▸ **Problem description**: Records follow. Select each line holding "selection".

(Data items)
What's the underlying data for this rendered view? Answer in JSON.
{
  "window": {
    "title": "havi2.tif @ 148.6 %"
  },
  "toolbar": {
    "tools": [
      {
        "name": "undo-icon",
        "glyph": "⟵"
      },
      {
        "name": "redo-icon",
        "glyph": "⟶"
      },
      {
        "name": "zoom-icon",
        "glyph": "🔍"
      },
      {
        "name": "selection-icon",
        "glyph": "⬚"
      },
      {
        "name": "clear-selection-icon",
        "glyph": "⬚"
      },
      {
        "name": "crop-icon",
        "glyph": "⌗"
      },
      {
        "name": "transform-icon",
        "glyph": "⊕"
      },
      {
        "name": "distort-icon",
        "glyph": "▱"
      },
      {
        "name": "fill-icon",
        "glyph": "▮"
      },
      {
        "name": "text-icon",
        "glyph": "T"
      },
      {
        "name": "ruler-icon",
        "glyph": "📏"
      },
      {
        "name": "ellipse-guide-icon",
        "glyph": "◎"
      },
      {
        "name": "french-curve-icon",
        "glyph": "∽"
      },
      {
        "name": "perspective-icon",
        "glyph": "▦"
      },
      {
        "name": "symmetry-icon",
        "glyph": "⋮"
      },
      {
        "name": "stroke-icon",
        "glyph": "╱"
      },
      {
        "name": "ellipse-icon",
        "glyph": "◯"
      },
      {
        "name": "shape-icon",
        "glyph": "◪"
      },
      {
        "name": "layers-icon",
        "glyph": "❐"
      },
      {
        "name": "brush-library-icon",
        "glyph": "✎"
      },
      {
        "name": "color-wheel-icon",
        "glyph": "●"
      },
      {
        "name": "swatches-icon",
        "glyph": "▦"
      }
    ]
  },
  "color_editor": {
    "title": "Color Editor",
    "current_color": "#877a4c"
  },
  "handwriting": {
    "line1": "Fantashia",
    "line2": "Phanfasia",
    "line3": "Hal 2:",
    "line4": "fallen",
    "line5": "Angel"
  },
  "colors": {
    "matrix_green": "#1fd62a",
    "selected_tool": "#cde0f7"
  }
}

▸ **Solution to this task**:
        "name": "selection-icon",
        "name": "clear-selection-icon",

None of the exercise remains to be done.